_Input material_.
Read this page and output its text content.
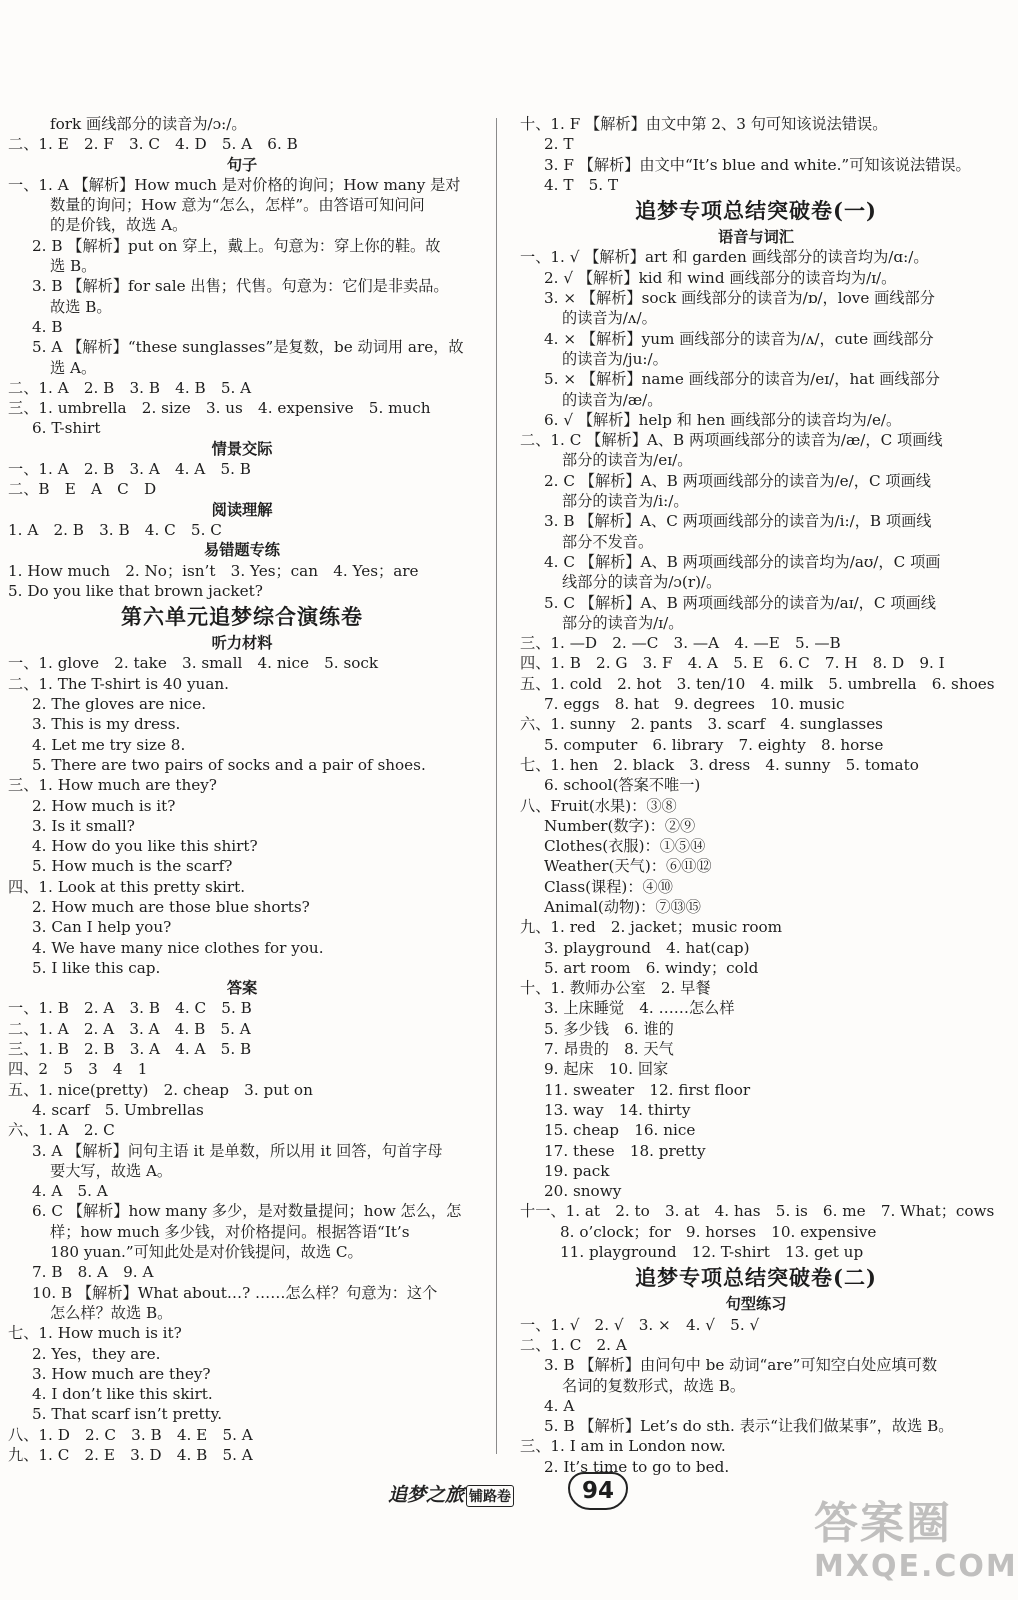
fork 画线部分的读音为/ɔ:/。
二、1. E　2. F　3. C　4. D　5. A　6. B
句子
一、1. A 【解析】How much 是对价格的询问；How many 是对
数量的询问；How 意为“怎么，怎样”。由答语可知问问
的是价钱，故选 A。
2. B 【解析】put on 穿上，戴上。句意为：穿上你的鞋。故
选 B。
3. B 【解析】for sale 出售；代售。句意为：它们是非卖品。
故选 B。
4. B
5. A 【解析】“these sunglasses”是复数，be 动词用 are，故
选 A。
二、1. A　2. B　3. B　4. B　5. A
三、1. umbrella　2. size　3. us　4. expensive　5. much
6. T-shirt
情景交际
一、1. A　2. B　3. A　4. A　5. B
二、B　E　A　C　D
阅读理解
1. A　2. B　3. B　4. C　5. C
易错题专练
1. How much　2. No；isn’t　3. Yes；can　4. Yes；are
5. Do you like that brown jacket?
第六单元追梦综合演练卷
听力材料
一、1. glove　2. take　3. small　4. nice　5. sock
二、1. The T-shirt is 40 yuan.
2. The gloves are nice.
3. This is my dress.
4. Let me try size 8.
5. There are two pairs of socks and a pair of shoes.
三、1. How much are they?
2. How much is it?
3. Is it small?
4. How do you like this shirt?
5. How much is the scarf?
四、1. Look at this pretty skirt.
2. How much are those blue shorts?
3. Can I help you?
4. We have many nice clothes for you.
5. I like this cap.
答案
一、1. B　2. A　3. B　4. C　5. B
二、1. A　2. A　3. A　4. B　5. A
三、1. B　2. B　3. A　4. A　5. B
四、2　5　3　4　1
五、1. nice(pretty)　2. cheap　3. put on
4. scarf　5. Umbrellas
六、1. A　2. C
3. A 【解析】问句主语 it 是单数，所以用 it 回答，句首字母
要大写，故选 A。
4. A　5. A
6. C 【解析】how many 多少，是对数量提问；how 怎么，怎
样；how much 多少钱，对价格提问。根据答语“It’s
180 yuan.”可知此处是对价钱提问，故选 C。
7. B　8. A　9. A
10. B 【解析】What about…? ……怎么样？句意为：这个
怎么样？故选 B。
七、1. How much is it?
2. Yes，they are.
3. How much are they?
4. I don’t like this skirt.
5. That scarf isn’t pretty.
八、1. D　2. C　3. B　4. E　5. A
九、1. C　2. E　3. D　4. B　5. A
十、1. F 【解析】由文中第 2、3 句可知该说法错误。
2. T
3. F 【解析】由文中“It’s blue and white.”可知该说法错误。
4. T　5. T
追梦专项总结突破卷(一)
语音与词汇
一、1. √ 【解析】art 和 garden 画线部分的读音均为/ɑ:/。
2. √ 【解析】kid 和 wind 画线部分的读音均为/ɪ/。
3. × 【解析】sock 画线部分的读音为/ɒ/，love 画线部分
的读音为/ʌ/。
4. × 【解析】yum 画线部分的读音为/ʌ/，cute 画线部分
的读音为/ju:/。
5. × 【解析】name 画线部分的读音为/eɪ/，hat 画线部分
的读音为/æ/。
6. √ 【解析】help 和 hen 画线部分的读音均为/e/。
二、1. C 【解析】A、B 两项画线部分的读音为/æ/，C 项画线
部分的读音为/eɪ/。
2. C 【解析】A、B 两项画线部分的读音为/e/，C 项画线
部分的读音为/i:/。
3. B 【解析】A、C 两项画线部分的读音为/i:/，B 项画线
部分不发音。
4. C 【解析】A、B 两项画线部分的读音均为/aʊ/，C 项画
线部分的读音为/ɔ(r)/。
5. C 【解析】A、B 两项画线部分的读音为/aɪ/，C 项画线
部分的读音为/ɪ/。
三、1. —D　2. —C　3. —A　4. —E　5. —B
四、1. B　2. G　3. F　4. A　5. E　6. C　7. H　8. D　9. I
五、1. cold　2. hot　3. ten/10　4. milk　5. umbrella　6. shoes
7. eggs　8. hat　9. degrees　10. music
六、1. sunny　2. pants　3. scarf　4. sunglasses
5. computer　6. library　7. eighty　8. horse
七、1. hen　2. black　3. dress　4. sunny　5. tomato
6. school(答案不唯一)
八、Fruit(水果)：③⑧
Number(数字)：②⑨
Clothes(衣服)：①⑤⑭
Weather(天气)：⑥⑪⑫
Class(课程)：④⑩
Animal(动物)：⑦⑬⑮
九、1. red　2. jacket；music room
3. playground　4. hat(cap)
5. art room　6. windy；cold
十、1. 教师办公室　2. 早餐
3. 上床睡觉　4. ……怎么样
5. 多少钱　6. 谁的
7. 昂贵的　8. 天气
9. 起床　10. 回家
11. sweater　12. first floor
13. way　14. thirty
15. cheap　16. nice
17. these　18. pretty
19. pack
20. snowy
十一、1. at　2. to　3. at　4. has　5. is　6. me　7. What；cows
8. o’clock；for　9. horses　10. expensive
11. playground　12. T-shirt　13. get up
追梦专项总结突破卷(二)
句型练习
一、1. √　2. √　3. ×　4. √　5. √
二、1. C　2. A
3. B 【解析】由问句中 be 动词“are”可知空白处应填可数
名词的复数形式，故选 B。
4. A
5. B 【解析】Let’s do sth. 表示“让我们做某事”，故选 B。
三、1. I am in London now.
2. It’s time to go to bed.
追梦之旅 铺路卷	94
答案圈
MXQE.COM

_The request_. Pick out every line of the listing containing the word "dress", and show those lines.

_Exercise result_.
3. This is my dress.
七、1. hen　2. black　3. dress　4. sunny　5. tomato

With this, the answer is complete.